## begin EXTRACT
The method setdefault() can establish a default value for a key that has not been defined. When an attempt is made to access a dictionary using a key, an error occurs if the key has not been defined for that dictionary. This method makes the key known so that no error will occur and a value can be returned for it; None, perhaps.
dict.setdefault(key, default=None)
Other useful functions include:
dict.copy() | returns a (shallow) copy of dictionary |
dict.fromkeys() | creates a new dictionary setting keys and values; e.g., dict.fromkeys( (“one”, “two”), 3) creates {(“one”, 3), (“two”, 3)} |
dict.items() | returns a list of dict’s (key, value) tuple pairs. |
dict.values() | returns list of dictionary dict’s values |
dict.update(dict2) | adds the key-value pairs from dictionary dict2 to dict |
The expression key in dict is True if the key specified exists in the dictionary dict.
8.1.3 Dictionaries and Loops
Dictionaries are intended for random access, but on occasion it is necessary to scan through parts or all of one. The trick is to create a list from the pairs in the dictionary and then loop through the list. For example:
for (key,value) in dict.items():
print (key, " has the value ", value)
The keys are given in an internal order which is not alphabetical. It is a simple matter to sort them, though:
for (key,value) in sorted(dict.items()):
print (key, " has the value ", value)
By converting the dictionary pairs in a list, any of the operations on lists can be applied to a dictionary as well. It is even possible to use comprehensions to initialize a dictionary. For example
d = {angle:sin(radians(angle)) for angle in (0,45.,90., 135., 180.)}
creates a dictionary of the sines of some angles indexed by the angle.
## end EXTRACT
## begin EXTRACTED ENTRIES
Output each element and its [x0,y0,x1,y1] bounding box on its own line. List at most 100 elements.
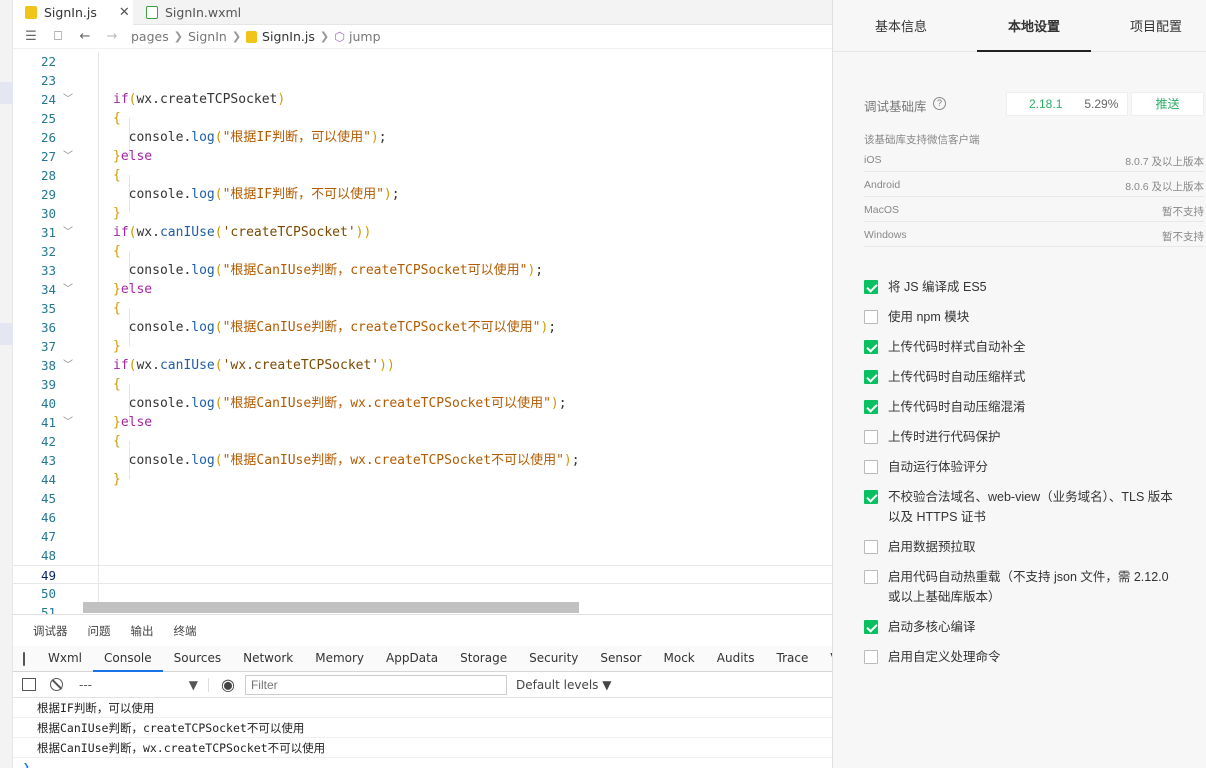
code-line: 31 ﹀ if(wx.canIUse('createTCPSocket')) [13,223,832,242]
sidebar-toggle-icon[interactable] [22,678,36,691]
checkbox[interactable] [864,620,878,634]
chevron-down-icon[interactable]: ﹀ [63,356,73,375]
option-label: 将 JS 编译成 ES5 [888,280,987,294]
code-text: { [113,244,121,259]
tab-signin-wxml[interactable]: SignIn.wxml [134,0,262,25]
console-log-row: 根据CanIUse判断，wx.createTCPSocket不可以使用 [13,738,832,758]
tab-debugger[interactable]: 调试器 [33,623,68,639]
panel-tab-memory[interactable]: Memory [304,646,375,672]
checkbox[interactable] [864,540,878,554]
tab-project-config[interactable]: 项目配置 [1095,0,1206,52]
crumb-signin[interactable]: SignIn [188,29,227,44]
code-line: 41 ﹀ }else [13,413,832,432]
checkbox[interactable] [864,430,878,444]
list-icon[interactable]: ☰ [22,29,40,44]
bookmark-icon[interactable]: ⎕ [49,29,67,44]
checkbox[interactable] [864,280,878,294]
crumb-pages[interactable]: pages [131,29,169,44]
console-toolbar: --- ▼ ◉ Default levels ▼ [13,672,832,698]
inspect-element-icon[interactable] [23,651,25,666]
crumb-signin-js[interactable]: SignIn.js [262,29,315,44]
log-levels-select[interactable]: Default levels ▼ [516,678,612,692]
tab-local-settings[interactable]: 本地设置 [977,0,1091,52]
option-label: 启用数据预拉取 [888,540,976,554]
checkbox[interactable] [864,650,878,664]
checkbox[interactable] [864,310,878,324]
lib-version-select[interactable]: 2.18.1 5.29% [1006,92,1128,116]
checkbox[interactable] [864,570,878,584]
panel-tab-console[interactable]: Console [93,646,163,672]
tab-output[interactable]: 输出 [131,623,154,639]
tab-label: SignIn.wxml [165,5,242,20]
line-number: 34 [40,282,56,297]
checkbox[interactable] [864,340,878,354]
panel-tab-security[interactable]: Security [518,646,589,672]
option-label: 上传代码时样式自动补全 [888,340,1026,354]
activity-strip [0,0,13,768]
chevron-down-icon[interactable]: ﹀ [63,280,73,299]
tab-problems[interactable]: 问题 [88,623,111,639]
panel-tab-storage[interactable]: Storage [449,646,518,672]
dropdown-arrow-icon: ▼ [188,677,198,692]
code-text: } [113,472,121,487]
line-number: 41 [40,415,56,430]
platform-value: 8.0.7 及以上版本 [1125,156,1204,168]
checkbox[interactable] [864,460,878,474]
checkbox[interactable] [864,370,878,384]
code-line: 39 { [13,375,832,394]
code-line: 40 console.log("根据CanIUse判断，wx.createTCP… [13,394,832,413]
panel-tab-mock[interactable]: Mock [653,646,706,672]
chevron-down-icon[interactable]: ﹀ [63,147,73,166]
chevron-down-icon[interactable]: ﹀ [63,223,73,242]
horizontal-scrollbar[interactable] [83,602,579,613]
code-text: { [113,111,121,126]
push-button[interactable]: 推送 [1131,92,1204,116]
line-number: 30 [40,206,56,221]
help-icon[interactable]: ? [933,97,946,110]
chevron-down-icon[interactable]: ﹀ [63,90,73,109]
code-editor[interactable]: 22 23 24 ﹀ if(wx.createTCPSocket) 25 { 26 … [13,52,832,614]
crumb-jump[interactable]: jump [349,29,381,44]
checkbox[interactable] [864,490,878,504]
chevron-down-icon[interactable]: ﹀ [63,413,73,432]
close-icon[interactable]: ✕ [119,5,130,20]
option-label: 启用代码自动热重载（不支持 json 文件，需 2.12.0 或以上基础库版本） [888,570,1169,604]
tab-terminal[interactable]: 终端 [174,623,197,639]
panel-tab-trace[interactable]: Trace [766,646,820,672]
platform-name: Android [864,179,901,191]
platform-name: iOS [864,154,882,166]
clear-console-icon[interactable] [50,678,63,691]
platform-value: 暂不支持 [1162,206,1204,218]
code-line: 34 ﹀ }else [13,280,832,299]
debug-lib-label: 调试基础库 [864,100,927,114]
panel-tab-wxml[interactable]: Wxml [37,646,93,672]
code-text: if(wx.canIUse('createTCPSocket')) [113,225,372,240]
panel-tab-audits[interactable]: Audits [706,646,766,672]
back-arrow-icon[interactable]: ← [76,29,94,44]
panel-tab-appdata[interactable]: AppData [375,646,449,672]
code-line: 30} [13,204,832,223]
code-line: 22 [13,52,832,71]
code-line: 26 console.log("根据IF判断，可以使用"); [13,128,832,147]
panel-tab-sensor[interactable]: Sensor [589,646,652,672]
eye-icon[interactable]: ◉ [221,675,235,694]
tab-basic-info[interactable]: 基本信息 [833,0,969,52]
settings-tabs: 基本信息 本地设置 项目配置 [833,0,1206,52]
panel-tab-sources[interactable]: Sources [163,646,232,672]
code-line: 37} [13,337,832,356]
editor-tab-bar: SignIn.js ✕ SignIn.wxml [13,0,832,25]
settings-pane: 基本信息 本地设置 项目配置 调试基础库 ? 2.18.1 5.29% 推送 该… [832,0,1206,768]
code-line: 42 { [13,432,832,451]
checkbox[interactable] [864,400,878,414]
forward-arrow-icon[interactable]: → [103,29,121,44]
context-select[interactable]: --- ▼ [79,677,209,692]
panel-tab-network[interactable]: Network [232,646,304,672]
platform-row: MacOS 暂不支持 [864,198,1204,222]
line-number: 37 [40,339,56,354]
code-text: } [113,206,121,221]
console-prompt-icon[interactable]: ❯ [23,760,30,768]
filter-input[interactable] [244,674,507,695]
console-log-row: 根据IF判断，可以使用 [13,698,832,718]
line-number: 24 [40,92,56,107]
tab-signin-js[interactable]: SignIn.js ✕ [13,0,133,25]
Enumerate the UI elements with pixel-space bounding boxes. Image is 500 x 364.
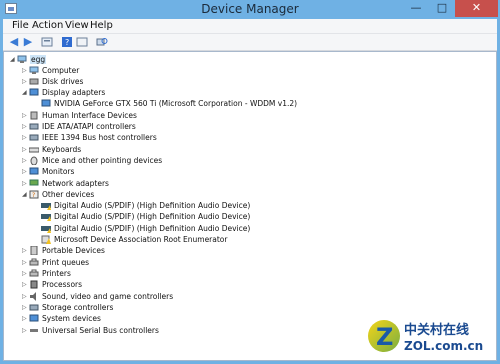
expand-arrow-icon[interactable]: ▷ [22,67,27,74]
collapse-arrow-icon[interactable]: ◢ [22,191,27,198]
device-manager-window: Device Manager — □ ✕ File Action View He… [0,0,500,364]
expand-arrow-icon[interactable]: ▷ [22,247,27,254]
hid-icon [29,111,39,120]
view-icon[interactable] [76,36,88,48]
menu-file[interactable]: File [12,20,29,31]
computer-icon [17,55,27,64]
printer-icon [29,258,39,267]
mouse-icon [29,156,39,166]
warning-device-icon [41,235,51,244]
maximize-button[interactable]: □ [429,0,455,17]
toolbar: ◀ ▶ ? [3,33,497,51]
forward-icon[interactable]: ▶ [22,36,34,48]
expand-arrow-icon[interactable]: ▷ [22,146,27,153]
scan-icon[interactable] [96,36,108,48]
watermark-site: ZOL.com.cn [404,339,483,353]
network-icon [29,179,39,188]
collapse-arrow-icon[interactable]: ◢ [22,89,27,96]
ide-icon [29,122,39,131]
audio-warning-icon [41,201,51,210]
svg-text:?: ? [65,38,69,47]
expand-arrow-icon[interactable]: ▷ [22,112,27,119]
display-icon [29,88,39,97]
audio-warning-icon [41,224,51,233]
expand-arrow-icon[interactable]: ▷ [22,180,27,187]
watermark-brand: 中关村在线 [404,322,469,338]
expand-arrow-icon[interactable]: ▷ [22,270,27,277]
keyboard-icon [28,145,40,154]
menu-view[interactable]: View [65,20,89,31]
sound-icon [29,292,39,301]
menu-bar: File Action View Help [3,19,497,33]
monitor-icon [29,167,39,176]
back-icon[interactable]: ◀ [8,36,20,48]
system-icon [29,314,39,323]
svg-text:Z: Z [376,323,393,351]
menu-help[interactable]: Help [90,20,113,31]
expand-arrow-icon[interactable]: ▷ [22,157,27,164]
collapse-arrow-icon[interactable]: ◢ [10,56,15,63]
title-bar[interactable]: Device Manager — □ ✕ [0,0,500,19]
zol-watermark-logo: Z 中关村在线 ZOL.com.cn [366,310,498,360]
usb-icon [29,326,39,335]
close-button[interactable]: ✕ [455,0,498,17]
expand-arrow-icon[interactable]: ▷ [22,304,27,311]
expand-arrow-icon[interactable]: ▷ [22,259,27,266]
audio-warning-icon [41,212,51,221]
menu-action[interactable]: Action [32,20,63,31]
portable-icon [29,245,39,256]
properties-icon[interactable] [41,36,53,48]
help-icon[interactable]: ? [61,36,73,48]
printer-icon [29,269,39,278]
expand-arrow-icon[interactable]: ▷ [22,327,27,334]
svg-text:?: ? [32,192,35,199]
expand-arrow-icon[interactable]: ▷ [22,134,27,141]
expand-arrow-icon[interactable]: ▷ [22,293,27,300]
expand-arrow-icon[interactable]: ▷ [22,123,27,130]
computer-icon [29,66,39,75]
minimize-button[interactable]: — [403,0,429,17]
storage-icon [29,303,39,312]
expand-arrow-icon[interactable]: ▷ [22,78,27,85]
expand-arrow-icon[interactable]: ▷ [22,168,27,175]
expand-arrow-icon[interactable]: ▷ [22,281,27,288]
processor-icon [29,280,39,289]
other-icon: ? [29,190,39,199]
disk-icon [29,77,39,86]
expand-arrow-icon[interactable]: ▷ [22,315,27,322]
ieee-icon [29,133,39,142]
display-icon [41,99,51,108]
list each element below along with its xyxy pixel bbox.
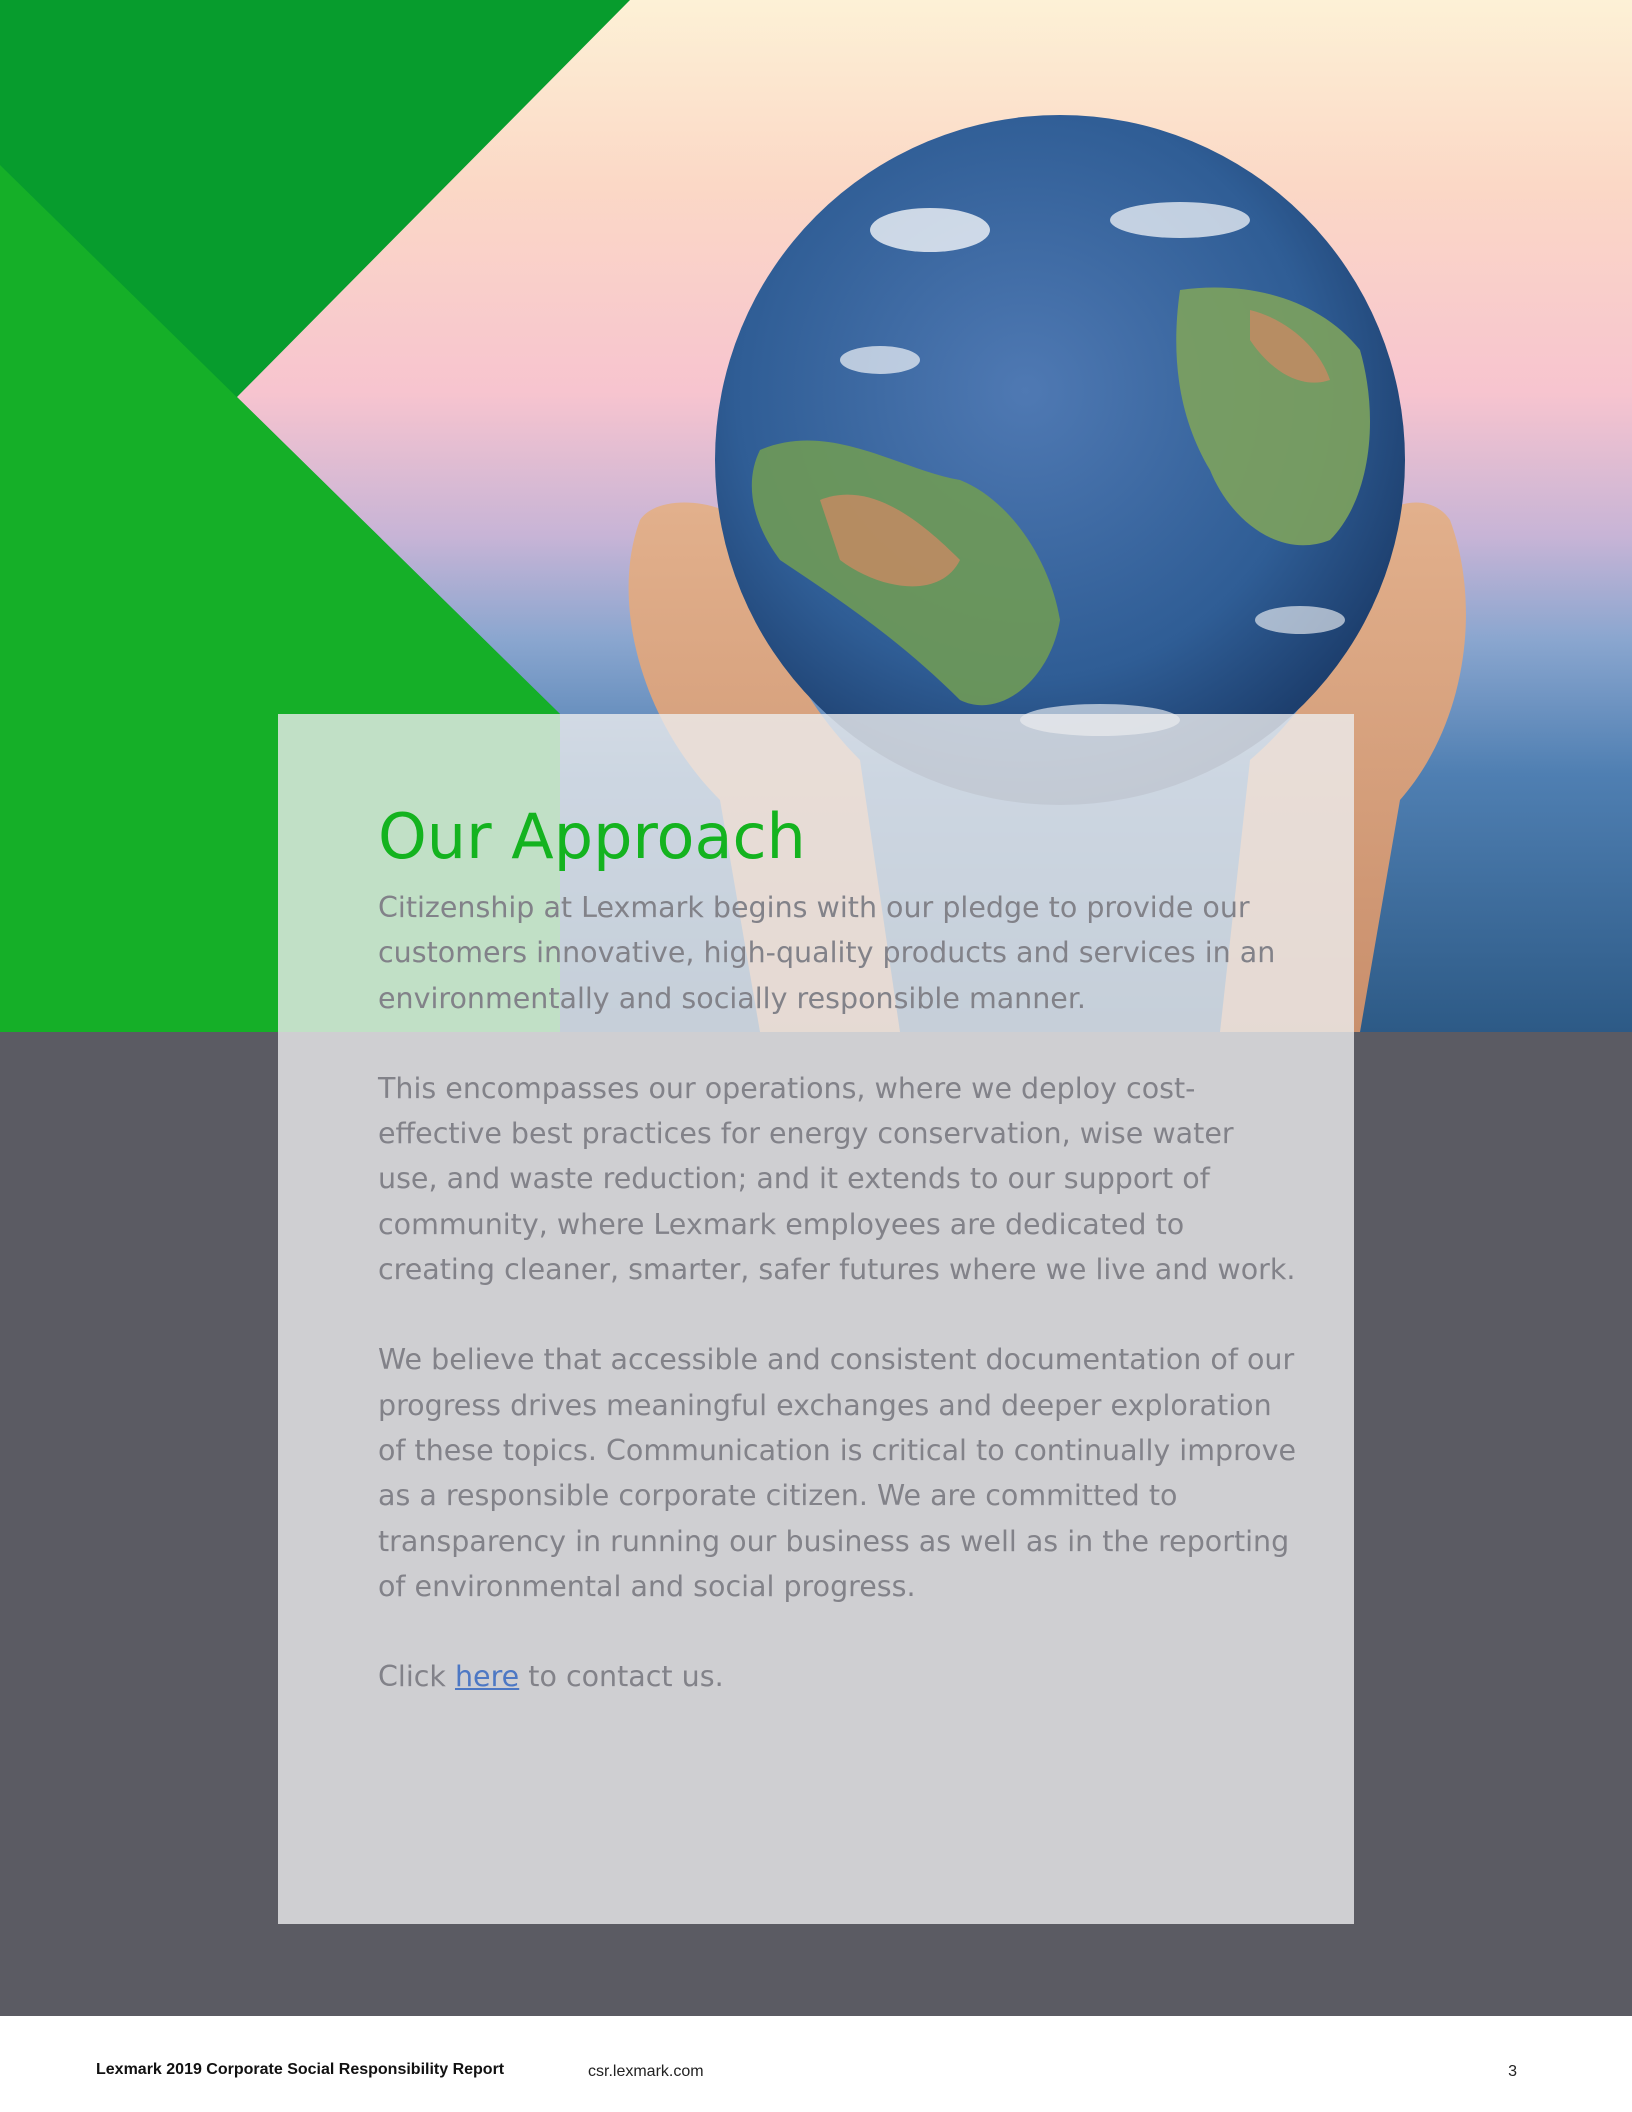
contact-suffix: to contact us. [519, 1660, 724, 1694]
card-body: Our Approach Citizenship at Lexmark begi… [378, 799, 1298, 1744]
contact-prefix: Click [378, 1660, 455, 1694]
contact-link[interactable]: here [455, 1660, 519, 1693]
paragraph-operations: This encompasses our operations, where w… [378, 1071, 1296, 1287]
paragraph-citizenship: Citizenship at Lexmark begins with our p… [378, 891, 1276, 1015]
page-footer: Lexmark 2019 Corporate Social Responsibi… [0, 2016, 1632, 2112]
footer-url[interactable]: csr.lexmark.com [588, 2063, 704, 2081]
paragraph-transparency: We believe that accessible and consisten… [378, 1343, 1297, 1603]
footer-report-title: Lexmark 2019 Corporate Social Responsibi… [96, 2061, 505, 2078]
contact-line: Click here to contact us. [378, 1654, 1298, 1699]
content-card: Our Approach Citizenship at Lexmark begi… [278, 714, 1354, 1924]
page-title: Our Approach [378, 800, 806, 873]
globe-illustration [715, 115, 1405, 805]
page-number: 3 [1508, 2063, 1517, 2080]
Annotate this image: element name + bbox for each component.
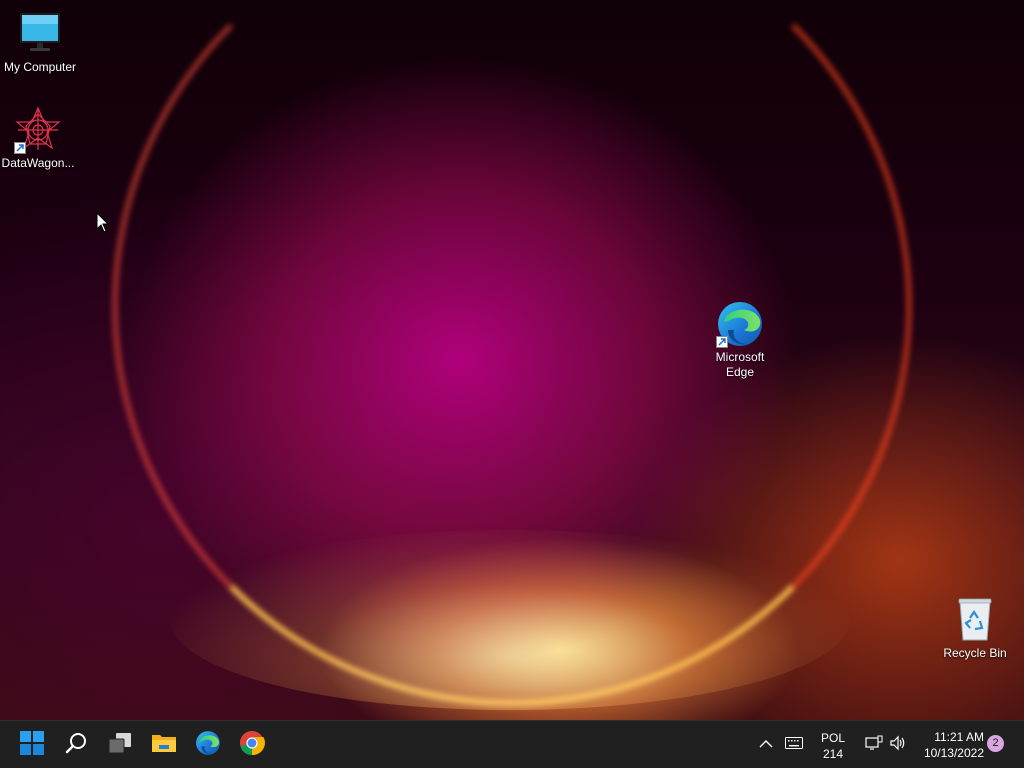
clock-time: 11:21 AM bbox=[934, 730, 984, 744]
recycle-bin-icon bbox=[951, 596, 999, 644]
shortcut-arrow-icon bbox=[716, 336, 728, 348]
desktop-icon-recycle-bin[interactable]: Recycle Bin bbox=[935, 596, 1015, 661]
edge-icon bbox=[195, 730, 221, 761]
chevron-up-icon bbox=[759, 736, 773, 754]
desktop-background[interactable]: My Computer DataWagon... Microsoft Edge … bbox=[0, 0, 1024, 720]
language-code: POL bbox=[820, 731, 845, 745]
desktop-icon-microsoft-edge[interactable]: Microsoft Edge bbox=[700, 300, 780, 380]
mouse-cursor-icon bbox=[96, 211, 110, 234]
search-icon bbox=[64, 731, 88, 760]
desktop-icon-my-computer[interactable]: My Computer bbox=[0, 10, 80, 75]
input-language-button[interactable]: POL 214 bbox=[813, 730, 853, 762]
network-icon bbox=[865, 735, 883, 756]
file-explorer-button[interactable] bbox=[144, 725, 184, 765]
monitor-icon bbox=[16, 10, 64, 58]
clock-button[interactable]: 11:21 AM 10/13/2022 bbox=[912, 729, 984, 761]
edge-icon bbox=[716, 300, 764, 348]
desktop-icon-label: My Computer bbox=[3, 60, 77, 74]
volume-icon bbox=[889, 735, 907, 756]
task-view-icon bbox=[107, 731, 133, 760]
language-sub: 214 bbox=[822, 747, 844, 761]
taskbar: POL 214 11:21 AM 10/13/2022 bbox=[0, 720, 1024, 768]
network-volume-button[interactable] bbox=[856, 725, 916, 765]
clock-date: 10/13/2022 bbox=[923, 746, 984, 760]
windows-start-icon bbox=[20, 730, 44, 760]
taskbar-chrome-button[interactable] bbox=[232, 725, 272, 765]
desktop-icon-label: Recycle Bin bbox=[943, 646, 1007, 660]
## end EXTRACTED ENTRIES
WHAT YOU WILL DO:
a. In the entries, copy the lines from the line with "expand-arrow-icon[interactable]: ▷ [22,67,27,74]" to the line with "forward-icon[interactable]: ▶ [22,36,34,48]", changing "printer-icon" to "print-device-icon" and leaving everything else untouched.
b. Go on with the passage on Python dictionaries from the point where it stops.
The passage on Python dictionaries and the block of entries are separate, unrelated material.

ANSWERS TO EACH TASK:
a.
expand-arrow-icon[interactable]: ▷ [22,67,27,74]
collapse-arrow-icon[interactable]: ◢ [22,191,27,198]
device-manager-window: Device Manager — □ ✕ File Action View He… [0,0,500,364]
expand-arrow-icon[interactable]: ▷ [22,247,27,254]
hid-icon [29,111,39,120]
view-icon[interactable] [76,36,88,48]
menu-file[interactable]: File [12,20,29,31]
computer-icon [17,55,27,64]
print-device-icon [29,258,39,267]
mouse-icon [29,156,39,166]
warning-device-icon [41,235,51,244]
maximize-button[interactable]: □ [429,0,455,17]
toolbar: ◀ ▶ ? [3,33,497,51]
forward-icon[interactable]: ▶ [22,36,34,48]

b.
8.2 ARRAYS
For programmers who have used other languages, Python lists have many of the properties of an array, which in C++ or Java is a collection of consecutive memory locations that contain the same type of value. Lists may be designed to make operations such as concatenation efficient, which means that a list may not be the most efficient way to store things. A Python array is a class that mimics the array type of other languages and offers efficiency in storage, exchanging that for flexibility.
Only certain types can be stored in an array, and the type of the array is specified when it is created. For example:
data = array('f', [12.8, 5.4, 8.0, 8.0, 9.21, 3.14])
creates an array of 6 floating point numbers; the type is indicated by the “f” as the first parameter to the constructor. This concept is unlike the Python norm of types being dynamic and malleable. An array is an array of one kind of thing, and an array can only hold a restricted set of types.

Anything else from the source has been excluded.